§ PROBLEM STATEMENT
Give all of the lines again, with nothing added or dropped.

Saved data entries
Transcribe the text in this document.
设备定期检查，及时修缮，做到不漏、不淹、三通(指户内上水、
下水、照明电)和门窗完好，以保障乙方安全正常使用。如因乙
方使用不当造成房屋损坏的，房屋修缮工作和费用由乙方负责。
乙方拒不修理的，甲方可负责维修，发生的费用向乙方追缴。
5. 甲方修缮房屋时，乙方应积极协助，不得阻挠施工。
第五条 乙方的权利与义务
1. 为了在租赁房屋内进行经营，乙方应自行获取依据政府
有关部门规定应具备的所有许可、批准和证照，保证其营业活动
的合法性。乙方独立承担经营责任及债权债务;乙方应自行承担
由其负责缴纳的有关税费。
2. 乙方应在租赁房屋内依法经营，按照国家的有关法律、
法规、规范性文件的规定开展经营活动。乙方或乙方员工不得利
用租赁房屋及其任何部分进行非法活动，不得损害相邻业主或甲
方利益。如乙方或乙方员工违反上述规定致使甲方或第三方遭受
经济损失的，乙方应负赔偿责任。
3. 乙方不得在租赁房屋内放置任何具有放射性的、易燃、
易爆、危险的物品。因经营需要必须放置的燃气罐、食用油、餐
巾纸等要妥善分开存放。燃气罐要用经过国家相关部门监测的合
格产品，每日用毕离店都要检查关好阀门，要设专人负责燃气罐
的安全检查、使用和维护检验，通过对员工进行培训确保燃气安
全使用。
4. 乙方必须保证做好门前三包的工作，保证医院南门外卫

§ PROBLEM SOLUTION
Transcribe the text in this document.
设备定期检查，及时修缮，做到不漏、不淹、三通(指户内上水、
下水、照明电)和门窗完好，以保障乙方安全正常使用。如因乙
方使用不当造成房屋损坏的，房屋修缮工作和费用由乙方负责。
乙方拒不修理的，甲方可负责维修，发生的费用向乙方追缴。
5. 甲方修缮房屋时，乙方应积极协助，不得阻挠施工。
第五条 乙方的权利与义务
1. 为了在租赁房屋内进行经营，乙方应自行获取依据政府
有关部门规定应具备的所有许可、批准和证照，保证其营业活动
的合法性。乙方独立承担经营责任及债权债务;乙方应自行承担
由其负责缴纳的有关税费。
2. 乙方应在租赁房屋内依法经营，按照国家的有关法律、
法规、规范性文件的规定开展经营活动。乙方或乙方员工不得利
用租赁房屋及其任何部分进行非法活动，不得损害相邻业主或甲
方利益。如乙方或乙方员工违反上述规定致使甲方或第三方遭受
经济损失的，乙方应负赔偿责任。
3. 乙方不得在租赁房屋内放置任何具有放射性的、易燃、
易爆、危险的物品。因经营需要必须放置的燃气罐、食用油、餐
巾纸等要妥善分开存放。燃气罐要用经过国家相关部门监测的合
格产品，每日用毕离店都要检查关好阀门，要设专人负责燃气罐
的安全检查、使用和维护检验，通过对员工进行培训确保燃气安
全使用。
4. 乙方必须保证做好门前三包的工作，保证医院南门外卫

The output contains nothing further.